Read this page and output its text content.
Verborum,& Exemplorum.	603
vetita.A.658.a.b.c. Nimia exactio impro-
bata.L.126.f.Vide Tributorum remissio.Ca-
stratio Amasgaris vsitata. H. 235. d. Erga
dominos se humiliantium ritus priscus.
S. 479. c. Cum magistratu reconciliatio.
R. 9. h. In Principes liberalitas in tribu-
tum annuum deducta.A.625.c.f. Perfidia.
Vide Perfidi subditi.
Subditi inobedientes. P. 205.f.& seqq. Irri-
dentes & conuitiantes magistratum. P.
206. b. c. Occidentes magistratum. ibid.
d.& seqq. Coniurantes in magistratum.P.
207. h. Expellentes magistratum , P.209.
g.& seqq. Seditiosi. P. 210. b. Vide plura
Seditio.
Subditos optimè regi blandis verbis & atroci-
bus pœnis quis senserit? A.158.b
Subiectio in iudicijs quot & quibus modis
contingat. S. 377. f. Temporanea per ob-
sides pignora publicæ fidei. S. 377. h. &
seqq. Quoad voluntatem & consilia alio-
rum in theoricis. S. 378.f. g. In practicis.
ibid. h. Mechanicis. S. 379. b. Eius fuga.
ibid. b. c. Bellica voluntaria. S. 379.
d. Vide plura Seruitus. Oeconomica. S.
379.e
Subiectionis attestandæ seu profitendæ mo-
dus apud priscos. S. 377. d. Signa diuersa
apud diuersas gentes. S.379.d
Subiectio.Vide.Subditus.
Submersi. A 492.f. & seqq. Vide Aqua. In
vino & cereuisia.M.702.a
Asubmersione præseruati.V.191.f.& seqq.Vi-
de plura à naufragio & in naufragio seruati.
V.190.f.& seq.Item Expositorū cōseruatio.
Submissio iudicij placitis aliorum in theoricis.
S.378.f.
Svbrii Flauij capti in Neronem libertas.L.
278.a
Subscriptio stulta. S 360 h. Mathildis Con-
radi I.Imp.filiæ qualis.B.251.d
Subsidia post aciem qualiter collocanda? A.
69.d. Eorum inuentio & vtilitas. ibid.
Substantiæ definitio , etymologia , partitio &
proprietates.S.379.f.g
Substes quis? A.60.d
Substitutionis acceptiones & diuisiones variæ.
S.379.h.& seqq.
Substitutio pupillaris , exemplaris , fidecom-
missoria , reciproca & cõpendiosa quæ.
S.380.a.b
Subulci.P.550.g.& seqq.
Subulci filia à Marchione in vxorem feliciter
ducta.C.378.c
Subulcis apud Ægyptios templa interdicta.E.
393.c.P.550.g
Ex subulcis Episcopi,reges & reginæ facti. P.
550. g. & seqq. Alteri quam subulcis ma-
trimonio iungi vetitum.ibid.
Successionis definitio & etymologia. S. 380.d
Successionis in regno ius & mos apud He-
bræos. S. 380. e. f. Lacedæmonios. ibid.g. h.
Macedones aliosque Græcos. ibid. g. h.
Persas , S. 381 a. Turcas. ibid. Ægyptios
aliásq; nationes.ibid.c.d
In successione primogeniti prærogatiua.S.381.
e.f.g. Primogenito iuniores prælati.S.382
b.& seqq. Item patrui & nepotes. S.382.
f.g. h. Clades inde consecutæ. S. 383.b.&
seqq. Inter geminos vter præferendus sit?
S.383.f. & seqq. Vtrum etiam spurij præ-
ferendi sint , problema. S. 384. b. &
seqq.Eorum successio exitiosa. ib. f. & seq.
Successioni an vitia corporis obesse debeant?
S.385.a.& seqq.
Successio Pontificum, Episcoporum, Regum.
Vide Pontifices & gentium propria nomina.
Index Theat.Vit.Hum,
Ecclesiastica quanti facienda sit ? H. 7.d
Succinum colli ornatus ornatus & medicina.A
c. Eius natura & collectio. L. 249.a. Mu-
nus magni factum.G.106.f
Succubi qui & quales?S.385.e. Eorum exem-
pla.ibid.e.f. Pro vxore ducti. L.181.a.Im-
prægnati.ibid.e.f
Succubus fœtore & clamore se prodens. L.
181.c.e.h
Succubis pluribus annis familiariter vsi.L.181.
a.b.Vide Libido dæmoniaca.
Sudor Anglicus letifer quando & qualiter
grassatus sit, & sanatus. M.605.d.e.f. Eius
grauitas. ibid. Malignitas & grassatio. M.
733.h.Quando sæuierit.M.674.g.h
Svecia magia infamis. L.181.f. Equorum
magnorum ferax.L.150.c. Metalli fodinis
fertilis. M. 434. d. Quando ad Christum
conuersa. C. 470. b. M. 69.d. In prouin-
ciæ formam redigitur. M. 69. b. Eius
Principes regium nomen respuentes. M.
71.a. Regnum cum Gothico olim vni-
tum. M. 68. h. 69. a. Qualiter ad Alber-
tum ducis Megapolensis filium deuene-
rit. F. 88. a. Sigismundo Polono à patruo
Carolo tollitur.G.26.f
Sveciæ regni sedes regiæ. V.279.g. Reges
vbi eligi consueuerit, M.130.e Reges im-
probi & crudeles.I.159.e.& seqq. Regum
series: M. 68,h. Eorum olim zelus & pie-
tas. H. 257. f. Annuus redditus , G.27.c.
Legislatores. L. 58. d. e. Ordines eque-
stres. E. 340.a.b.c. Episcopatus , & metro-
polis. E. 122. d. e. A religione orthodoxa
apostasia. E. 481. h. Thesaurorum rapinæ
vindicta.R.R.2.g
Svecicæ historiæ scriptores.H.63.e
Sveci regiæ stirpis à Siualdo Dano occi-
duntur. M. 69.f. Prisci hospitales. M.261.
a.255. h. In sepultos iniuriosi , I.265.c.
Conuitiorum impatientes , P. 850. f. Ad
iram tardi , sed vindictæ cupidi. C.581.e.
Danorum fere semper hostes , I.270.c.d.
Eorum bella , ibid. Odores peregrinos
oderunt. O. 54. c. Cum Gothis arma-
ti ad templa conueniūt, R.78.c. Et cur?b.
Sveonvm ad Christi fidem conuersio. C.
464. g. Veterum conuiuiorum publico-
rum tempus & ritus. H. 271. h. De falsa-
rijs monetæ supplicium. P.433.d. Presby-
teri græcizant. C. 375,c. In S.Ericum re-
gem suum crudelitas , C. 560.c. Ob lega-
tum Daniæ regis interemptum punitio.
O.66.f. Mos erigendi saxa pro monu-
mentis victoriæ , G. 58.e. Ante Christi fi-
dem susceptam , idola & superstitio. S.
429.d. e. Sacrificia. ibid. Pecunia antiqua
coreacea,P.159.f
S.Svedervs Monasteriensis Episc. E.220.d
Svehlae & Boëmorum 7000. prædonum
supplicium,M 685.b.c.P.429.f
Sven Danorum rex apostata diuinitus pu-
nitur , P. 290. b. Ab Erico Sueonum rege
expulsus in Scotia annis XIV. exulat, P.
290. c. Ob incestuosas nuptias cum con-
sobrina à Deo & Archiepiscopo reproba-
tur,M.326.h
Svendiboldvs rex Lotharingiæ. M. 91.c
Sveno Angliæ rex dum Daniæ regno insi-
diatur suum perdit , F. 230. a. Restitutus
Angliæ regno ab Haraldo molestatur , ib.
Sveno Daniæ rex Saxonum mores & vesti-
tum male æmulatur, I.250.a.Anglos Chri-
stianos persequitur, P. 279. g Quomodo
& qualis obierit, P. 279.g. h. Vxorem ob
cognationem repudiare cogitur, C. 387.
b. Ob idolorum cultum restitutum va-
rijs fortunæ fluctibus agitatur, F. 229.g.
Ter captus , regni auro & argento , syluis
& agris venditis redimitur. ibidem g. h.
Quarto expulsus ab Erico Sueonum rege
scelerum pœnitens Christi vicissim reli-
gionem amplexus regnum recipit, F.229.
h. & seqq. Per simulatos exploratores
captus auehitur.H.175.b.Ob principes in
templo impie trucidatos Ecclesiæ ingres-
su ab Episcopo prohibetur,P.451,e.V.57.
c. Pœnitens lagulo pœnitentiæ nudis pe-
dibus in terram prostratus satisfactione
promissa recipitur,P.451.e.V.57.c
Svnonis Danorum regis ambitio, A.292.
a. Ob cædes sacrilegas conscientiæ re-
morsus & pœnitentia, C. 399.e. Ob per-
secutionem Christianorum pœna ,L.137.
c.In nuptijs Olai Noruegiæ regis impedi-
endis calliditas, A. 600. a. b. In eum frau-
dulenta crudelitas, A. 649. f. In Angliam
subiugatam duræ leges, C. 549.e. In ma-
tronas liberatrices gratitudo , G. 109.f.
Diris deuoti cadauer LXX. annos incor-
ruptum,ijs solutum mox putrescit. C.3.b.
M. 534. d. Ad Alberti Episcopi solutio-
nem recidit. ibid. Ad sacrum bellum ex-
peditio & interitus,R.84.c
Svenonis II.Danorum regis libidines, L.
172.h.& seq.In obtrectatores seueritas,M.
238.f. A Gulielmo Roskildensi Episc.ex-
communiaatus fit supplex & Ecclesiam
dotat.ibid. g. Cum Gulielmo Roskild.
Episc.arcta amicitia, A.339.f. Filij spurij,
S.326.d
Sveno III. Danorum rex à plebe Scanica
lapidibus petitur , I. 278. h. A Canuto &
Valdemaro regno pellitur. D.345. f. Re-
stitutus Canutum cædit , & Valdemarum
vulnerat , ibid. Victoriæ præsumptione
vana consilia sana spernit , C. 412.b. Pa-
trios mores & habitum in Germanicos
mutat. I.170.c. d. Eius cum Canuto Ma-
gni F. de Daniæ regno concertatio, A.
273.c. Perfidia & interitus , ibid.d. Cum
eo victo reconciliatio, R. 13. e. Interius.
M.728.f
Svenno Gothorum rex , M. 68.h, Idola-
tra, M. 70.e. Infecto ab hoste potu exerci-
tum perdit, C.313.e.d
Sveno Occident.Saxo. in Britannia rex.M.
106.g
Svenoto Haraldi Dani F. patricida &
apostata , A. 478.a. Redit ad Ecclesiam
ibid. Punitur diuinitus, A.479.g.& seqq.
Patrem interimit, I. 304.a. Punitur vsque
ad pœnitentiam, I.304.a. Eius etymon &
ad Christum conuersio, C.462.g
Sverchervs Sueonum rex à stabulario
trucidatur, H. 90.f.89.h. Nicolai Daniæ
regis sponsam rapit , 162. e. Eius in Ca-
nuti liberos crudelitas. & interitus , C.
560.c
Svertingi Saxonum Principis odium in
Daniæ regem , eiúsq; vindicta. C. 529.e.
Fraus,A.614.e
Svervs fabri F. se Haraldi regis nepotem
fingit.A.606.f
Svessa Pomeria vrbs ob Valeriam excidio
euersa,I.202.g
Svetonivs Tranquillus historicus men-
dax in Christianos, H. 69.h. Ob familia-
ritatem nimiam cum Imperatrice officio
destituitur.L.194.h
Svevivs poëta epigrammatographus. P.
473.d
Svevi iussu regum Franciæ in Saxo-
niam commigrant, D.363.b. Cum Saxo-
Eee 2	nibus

——————

**TASK TO COMPLETE:** Scan the listing above for the word "mores" and show each line where it is found.

**EXPECTED ANSWER:**
Sveno Daniæ rex Saxonum mores & vesti-
trios mores & habitum in Germanicos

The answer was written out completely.